* _Problem statement_
Provide the count of lines that hold "Организация" and no other output.

____ Entries supplied

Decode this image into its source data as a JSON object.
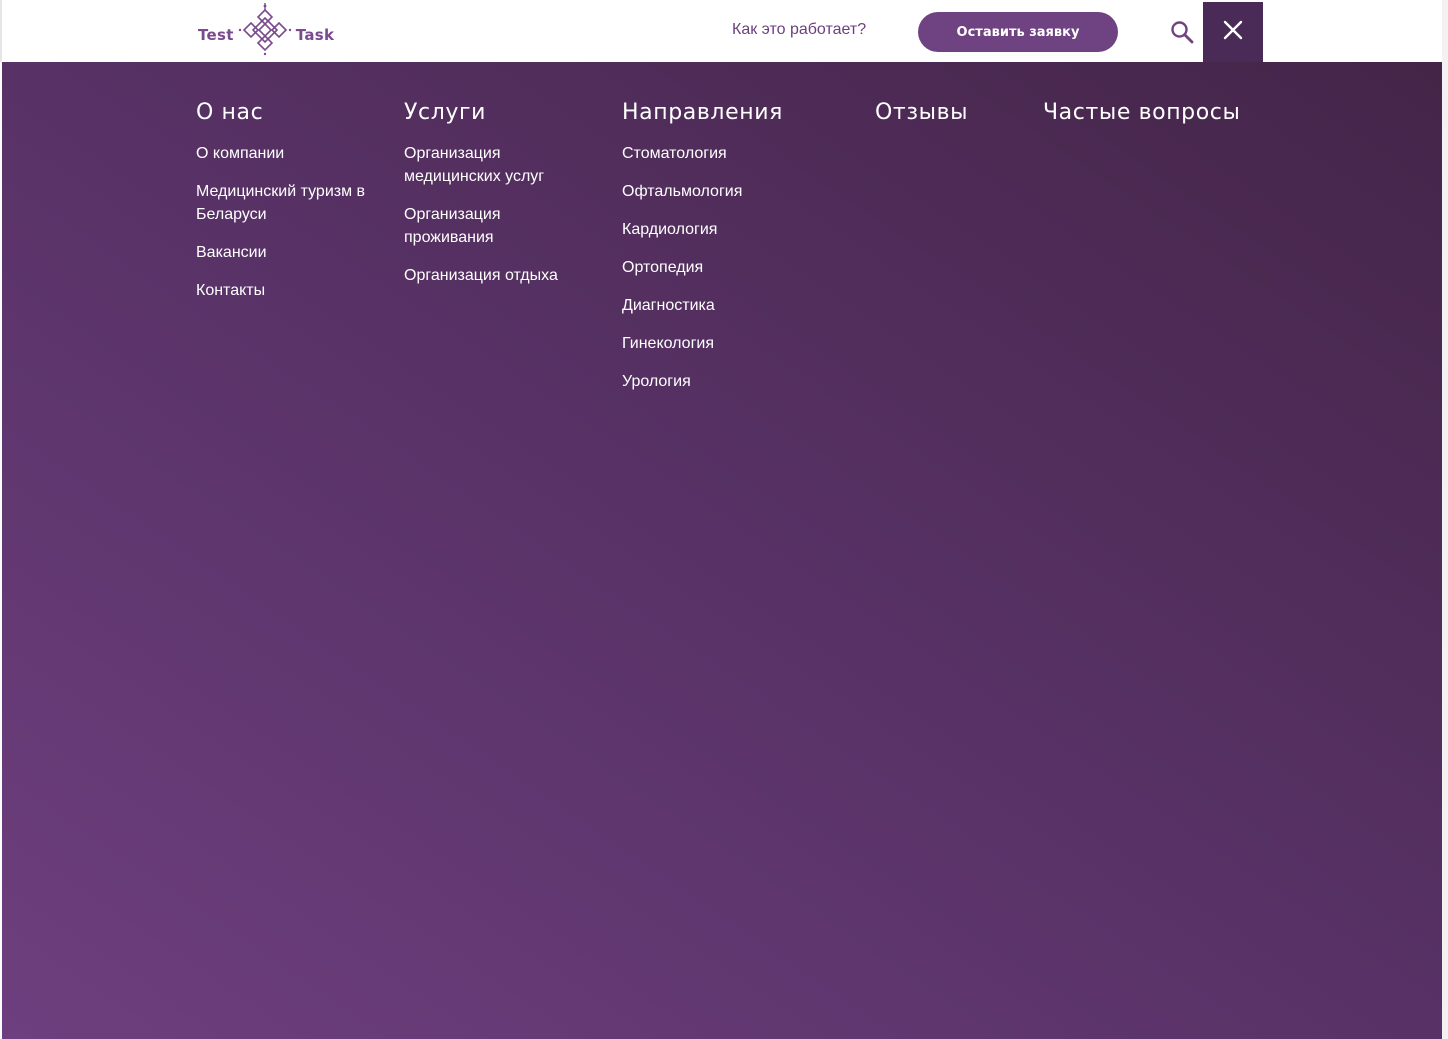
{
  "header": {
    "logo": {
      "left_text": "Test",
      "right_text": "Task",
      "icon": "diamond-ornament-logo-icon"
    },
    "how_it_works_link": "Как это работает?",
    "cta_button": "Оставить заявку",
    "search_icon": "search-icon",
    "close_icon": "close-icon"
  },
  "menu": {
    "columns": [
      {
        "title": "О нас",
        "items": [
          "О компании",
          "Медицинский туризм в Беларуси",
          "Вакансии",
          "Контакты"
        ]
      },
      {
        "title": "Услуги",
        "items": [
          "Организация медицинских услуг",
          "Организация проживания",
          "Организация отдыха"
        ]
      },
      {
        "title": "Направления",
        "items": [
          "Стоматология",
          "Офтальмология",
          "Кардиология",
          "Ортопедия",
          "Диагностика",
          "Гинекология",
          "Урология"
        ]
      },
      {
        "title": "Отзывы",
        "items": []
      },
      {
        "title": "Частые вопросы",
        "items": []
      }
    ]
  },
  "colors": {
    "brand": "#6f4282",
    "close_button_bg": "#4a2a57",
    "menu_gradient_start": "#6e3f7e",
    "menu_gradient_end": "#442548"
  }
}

________

* _Written answer_
3